RECORDS PROVIDED —
========================

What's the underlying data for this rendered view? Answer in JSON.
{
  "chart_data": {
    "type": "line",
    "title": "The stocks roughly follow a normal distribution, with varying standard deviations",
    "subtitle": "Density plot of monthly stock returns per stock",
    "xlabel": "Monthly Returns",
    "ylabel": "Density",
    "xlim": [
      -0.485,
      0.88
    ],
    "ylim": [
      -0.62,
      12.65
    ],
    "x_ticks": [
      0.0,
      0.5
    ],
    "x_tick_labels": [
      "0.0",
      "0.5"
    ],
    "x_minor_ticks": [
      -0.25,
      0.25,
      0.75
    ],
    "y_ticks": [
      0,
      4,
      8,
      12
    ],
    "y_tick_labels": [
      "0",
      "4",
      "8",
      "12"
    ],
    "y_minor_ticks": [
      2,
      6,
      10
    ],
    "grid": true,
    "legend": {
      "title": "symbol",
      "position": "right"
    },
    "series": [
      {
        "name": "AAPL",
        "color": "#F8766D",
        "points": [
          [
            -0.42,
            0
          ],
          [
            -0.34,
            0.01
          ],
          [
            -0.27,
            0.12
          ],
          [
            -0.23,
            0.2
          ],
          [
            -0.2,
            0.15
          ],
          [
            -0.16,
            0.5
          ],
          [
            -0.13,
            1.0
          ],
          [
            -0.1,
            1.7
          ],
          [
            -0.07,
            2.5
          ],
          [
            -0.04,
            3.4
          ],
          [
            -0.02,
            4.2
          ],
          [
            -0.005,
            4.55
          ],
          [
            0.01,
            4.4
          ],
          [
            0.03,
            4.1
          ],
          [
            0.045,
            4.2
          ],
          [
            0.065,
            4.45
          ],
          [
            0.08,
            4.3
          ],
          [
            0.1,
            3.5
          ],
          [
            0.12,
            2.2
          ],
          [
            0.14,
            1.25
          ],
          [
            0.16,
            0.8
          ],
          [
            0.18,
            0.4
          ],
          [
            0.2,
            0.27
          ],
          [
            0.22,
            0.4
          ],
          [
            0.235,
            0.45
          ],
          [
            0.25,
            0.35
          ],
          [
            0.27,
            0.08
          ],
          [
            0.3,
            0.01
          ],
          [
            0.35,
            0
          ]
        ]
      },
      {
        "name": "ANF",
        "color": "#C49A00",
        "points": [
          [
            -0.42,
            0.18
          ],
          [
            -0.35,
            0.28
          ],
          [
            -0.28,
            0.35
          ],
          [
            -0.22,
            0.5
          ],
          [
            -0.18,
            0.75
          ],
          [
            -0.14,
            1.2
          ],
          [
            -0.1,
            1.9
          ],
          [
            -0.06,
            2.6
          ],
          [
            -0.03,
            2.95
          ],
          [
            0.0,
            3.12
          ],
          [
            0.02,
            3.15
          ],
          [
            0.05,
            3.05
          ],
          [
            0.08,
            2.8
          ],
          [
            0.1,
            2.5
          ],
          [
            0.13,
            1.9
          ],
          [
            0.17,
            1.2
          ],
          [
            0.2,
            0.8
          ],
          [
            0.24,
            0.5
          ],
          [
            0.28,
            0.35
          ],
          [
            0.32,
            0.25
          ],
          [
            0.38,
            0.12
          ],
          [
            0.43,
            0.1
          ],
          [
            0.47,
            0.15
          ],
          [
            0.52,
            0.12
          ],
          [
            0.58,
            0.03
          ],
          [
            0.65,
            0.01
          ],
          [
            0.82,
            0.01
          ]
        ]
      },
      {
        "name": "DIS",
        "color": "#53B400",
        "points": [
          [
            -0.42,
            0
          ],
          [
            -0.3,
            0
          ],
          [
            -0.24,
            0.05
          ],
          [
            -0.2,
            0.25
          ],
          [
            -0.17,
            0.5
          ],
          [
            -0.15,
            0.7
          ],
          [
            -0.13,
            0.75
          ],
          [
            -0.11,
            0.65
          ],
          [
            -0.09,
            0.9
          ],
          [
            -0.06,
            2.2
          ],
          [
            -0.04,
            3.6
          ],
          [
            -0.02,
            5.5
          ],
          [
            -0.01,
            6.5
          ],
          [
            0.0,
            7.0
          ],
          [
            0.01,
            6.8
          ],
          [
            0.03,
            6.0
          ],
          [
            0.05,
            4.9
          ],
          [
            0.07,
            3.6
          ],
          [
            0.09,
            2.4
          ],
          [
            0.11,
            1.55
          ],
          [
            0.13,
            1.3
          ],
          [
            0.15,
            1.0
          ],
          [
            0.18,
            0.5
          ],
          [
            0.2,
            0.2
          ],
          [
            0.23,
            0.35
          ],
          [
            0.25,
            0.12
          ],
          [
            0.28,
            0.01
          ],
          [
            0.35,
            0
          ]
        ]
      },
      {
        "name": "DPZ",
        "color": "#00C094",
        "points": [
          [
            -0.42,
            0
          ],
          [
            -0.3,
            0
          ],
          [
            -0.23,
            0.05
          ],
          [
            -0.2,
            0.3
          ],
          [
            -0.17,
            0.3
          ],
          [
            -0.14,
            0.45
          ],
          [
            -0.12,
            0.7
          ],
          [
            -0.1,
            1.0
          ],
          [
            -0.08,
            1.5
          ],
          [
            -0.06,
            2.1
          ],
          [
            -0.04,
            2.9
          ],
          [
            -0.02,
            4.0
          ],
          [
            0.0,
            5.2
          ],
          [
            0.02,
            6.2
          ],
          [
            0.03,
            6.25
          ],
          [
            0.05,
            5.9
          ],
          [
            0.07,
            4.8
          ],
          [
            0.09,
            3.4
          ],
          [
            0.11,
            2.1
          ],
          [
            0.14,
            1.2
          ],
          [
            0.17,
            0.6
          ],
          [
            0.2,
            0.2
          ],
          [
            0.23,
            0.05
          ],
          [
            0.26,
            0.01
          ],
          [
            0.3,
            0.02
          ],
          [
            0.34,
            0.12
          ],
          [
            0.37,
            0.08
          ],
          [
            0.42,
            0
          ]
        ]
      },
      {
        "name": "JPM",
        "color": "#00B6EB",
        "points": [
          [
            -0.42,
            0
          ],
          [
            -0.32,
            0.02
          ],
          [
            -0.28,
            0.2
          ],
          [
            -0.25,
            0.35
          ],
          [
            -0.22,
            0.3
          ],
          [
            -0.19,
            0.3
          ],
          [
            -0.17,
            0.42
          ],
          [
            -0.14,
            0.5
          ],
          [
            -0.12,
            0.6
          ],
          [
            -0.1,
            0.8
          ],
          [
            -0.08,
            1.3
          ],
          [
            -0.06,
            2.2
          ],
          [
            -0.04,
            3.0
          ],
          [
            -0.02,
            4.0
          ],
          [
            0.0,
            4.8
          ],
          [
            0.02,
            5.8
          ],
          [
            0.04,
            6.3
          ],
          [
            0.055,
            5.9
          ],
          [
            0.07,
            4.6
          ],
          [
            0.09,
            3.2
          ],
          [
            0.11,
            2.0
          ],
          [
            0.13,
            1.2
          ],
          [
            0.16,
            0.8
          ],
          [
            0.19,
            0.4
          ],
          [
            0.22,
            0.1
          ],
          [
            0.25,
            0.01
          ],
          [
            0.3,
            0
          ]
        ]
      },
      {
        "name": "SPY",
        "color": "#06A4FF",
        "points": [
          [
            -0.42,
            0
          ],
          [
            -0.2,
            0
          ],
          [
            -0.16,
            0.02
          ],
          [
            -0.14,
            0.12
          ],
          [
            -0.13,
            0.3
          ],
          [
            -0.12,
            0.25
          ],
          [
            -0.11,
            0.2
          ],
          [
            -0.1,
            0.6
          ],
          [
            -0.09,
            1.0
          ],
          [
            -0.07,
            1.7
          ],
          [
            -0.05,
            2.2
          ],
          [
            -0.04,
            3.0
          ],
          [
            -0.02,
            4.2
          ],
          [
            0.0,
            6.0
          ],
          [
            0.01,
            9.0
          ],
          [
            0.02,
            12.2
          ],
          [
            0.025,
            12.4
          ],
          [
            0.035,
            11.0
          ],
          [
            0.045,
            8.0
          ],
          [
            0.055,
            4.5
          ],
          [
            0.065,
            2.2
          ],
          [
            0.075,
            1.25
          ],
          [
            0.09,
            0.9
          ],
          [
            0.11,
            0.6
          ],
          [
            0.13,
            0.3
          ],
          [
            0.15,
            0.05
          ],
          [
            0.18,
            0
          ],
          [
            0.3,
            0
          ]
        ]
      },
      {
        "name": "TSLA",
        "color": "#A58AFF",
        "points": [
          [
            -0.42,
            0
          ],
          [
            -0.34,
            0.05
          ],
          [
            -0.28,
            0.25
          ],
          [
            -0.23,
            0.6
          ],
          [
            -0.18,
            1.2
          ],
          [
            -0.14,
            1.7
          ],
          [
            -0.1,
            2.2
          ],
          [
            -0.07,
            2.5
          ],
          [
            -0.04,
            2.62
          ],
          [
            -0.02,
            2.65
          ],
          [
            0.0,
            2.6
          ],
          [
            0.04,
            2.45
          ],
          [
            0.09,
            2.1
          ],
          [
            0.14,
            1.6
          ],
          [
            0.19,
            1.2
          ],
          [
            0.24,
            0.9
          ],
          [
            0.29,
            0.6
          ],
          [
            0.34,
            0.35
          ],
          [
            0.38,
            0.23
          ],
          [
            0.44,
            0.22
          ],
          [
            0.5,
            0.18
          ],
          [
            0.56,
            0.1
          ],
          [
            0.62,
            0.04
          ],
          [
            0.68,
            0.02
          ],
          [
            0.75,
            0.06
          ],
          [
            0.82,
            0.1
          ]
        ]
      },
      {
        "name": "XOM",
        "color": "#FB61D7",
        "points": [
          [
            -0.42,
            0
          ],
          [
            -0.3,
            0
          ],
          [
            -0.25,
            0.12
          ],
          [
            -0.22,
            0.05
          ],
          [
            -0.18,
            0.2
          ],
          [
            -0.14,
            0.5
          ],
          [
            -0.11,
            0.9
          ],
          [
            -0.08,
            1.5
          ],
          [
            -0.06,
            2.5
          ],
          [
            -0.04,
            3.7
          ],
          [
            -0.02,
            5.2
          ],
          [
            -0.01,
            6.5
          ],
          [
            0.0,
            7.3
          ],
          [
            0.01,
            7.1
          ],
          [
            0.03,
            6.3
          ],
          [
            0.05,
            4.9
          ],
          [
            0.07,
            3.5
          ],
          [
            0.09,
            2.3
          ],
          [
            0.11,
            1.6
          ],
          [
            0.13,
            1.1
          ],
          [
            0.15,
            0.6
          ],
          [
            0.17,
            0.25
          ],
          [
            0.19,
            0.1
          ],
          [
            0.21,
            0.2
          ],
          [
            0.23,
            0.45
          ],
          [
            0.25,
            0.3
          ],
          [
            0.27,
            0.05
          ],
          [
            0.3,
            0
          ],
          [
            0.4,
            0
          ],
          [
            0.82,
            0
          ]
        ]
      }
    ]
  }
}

========================

INSTRUCTIONS FOR THE TASK — From the listing, tally every line with the word "color" in it and give only the tally.

SOLUTION FOR THIS TASK — 8